**GIVEN PROBLEM:**
Lines containing the string "underlying" are to be collected in full.

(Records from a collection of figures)
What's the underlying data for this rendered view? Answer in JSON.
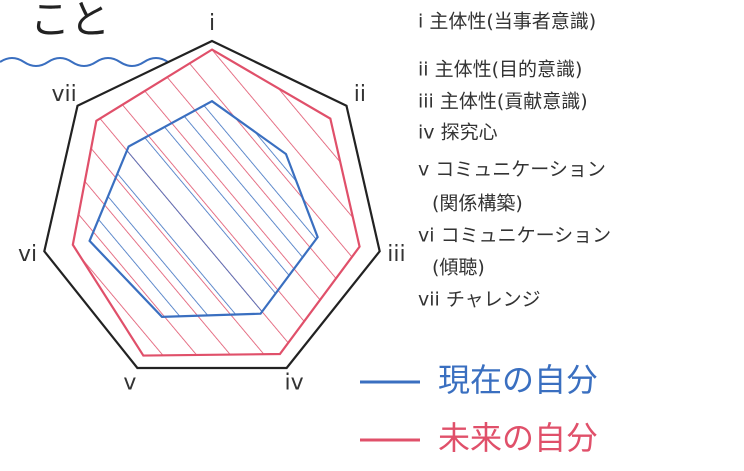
{
  "chart_data": {
    "type": "radar",
    "title": "こと",
    "categories": [
      "i",
      "ii",
      "iii",
      "iv",
      "v",
      "vi",
      "vii"
    ],
    "descriptions": [
      [
        "i 主体性(当事者意識)"
      ],
      [
        "ii 主体性(目的意識)"
      ],
      [
        "iii 主体性(貢献意識)"
      ],
      [
        "iv 探究心"
      ],
      [
        "v コミュニケーション",
        "(関係構築)"
      ],
      [
        "vi コミュニケーション",
        "(傾聴)"
      ],
      [
        "vii チャレンジ"
      ]
    ],
    "rlim": [
      0,
      10
    ],
    "series": [
      {
        "name": "未来の自分",
        "color": "#e0506a",
        "values": [
          9.5,
          8.8,
          8.8,
          9.1,
          9.2,
          8.3,
          8.6
        ]
      },
      {
        "name": "現在の自分",
        "color": "#3a6fc0",
        "values": [
          6.5,
          5.5,
          6.3,
          6.5,
          6.7,
          7.3,
          6.2
        ]
      }
    ]
  }
}
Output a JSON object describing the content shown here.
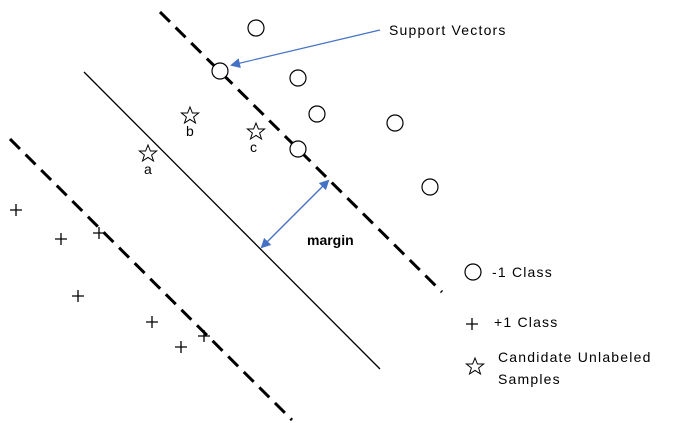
{
  "annotations": {
    "support_vectors": "Support Vectors",
    "margin": "margin"
  },
  "candidates": [
    {
      "label": "a"
    },
    {
      "label": "b"
    },
    {
      "label": "c"
    }
  ],
  "legend": {
    "minus_class": "-1 Class",
    "plus_class": "+1 Class",
    "candidate_line1": "Candidate Unlabeled",
    "candidate_line2": "Samples"
  },
  "colors": {
    "arrow": "#4472C4",
    "ink": "#000000"
  }
}
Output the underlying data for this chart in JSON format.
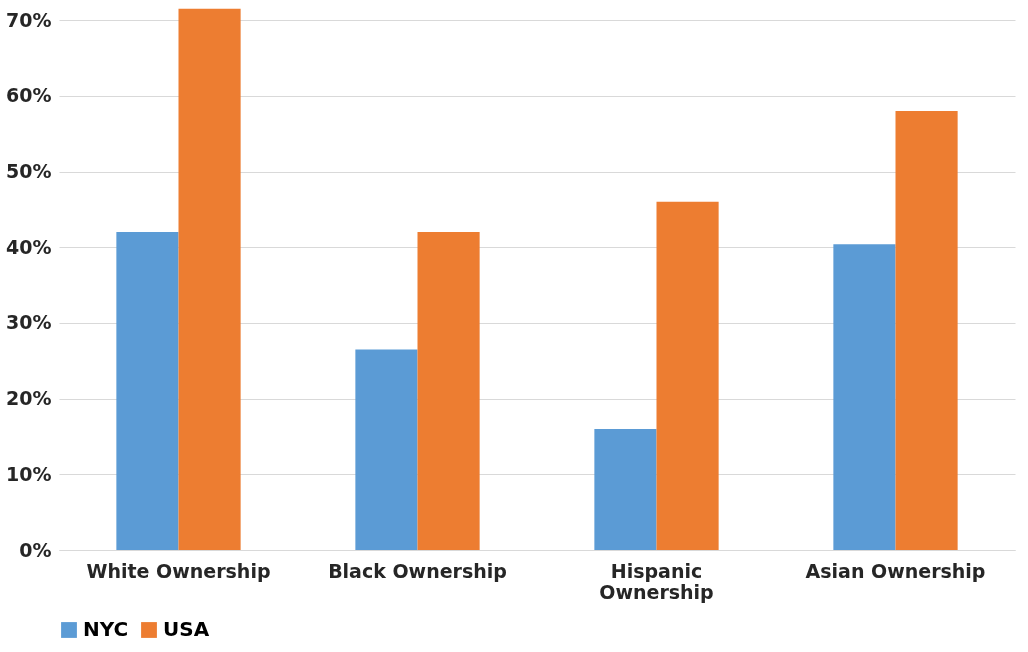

**IN RESPONSE:**
What's the underlying data for this rendered view? Answer in JSON.
Output the underlying data for this chart in JSON format.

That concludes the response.